▶ What you will do
Reproduce all of the data word for word.
◇ ◇ ◇
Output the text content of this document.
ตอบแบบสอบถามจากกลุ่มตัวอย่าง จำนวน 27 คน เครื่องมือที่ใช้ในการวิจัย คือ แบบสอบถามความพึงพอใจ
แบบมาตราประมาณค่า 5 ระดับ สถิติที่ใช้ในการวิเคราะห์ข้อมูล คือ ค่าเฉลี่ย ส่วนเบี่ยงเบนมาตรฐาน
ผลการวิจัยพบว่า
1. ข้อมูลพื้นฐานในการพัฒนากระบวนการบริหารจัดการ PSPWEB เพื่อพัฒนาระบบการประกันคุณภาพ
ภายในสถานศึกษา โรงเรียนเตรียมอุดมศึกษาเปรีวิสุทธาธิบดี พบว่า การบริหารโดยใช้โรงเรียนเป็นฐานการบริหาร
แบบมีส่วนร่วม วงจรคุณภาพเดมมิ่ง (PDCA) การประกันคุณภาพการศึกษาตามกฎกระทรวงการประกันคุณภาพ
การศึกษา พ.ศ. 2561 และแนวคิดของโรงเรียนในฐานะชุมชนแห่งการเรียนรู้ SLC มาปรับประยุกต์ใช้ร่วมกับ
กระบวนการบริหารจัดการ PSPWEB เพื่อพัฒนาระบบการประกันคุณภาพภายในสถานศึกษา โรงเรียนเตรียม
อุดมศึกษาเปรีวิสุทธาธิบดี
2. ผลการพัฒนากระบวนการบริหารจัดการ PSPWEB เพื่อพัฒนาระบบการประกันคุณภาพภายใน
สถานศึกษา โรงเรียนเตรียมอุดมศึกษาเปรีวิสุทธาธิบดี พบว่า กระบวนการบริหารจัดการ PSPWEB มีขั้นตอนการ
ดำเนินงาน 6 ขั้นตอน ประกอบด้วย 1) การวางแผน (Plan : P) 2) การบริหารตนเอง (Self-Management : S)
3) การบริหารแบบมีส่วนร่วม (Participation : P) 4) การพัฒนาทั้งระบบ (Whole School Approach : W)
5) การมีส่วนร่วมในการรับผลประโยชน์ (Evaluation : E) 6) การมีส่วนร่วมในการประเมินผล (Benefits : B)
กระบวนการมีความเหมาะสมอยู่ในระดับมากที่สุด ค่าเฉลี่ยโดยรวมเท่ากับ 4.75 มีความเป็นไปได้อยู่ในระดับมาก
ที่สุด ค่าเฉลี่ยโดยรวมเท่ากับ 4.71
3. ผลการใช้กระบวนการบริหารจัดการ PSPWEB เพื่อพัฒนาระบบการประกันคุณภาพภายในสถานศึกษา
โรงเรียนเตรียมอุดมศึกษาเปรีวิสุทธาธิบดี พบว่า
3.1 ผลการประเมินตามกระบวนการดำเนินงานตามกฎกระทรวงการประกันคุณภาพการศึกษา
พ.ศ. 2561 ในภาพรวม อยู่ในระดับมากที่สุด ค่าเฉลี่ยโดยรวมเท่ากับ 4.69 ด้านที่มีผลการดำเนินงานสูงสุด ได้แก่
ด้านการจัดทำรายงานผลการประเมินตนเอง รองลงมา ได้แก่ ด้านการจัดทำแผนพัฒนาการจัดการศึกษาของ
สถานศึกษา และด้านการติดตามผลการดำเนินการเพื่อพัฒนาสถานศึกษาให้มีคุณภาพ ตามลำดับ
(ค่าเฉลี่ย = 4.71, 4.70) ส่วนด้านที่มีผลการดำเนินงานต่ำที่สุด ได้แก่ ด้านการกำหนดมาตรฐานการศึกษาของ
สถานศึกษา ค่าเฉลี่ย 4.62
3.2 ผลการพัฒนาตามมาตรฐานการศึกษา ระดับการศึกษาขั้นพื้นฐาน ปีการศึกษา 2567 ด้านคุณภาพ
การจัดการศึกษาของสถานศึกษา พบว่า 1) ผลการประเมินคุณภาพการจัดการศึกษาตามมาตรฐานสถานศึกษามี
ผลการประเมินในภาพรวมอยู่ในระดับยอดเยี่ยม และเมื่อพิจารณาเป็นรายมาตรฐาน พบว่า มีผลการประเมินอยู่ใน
◇ ◇ ◇
▶ Correct response
Output the text content of this document.
ตอบแบบสอบถามจากกลุ่มตัวอย่าง จำนวน 27 คน เครื่องมือที่ใช้ในการวิจัย คือ แบบสอบถามความพึงพอใจ
แบบมาตราประมาณค่า 5 ระดับ สถิติที่ใช้ในการวิเคราะห์ข้อมูล คือ ค่าเฉลี่ย ส่วนเบี่ยงเบนมาตรฐาน
ผลการวิจัยพบว่า
1. ข้อมูลพื้นฐานในการพัฒนากระบวนการบริหารจัดการ PSPWEB เพื่อพัฒนาระบบการประกันคุณภาพ
ภายในสถานศึกษา โรงเรียนเตรียมอุดมศึกษาเปรีวิสุทธาธิบดี พบว่า การบริหารโดยใช้โรงเรียนเป็นฐานการบริหาร
แบบมีส่วนร่วม วงจรคุณภาพเดมมิ่ง (PDCA) การประกันคุณภาพการศึกษาตามกฎกระทรวงการประกันคุณภาพ
การศึกษา พ.ศ. 2561 และแนวคิดของโรงเรียนในฐานะชุมชนแห่งการเรียนรู้ SLC มาปรับประยุกต์ใช้ร่วมกับ
กระบวนการบริหารจัดการ PSPWEB เพื่อพัฒนาระบบการประกันคุณภาพภายในสถานศึกษา โรงเรียนเตรียม
อุดมศึกษาเปรีวิสุทธาธิบดี
2. ผลการพัฒนากระบวนการบริหารจัดการ PSPWEB เพื่อพัฒนาระบบการประกันคุณภาพภายใน
สถานศึกษา โรงเรียนเตรียมอุดมศึกษาเปรีวิสุทธาธิบดี พบว่า กระบวนการบริหารจัดการ PSPWEB มีขั้นตอนการ
ดำเนินงาน 6 ขั้นตอน ประกอบด้วย 1) การวางแผน (Plan : P) 2) การบริหารตนเอง (Self-Management : S)
3) การบริหารแบบมีส่วนร่วม (Participation : P) 4) การพัฒนาทั้งระบบ (Whole School Approach : W)
5) การมีส่วนร่วมในการรับผลประโยชน์ (Evaluation : E) 6) การมีส่วนร่วมในการประเมินผล (Benefits : B)
กระบวนการมีความเหมาะสมอยู่ในระดับมากที่สุด ค่าเฉลี่ยโดยรวมเท่ากับ 4.75 มีความเป็นไปได้อยู่ในระดับมาก
ที่สุด ค่าเฉลี่ยโดยรวมเท่ากับ 4.71
3. ผลการใช้กระบวนการบริหารจัดการ PSPWEB เพื่อพัฒนาระบบการประกันคุณภาพภายในสถานศึกษา
โรงเรียนเตรียมอุดมศึกษาเปรีวิสุทธาธิบดี พบว่า
3.1 ผลการประเมินตามกระบวนการดำเนินงานตามกฎกระทรวงการประกันคุณภาพการศึกษา
พ.ศ. 2561 ในภาพรวม อยู่ในระดับมากที่สุด ค่าเฉลี่ยโดยรวมเท่ากับ 4.69 ด้านที่มีผลการดำเนินงานสูงสุด ได้แก่
ด้านการจัดทำรายงานผลการประเมินตนเอง รองลงมา ได้แก่ ด้านการจัดทำแผนพัฒนาการจัดการศึกษาของ
สถานศึกษา และด้านการติดตามผลการดำเนินการเพื่อพัฒนาสถานศึกษาให้มีคุณภาพ ตามลำดับ
(ค่าเฉลี่ย = 4.71, 4.70) ส่วนด้านที่มีผลการดำเนินงานต่ำที่สุด ได้แก่ ด้านการกำหนดมาตรฐานการศึกษาของ
สถานศึกษา ค่าเฉลี่ย 4.62
3.2 ผลการพัฒนาตามมาตรฐานการศึกษา ระดับการศึกษาขั้นพื้นฐาน ปีการศึกษา 2567 ด้านคุณภาพ
การจัดการศึกษาของสถานศึกษา พบว่า 1) ผลการประเมินคุณภาพการจัดการศึกษาตามมาตรฐานสถานศึกษามี
ผลการประเมินในภาพรวมอยู่ในระดับยอดเยี่ยม และเมื่อพิจารณาเป็นรายมาตรฐาน พบว่า มีผลการประเมินอยู่ใน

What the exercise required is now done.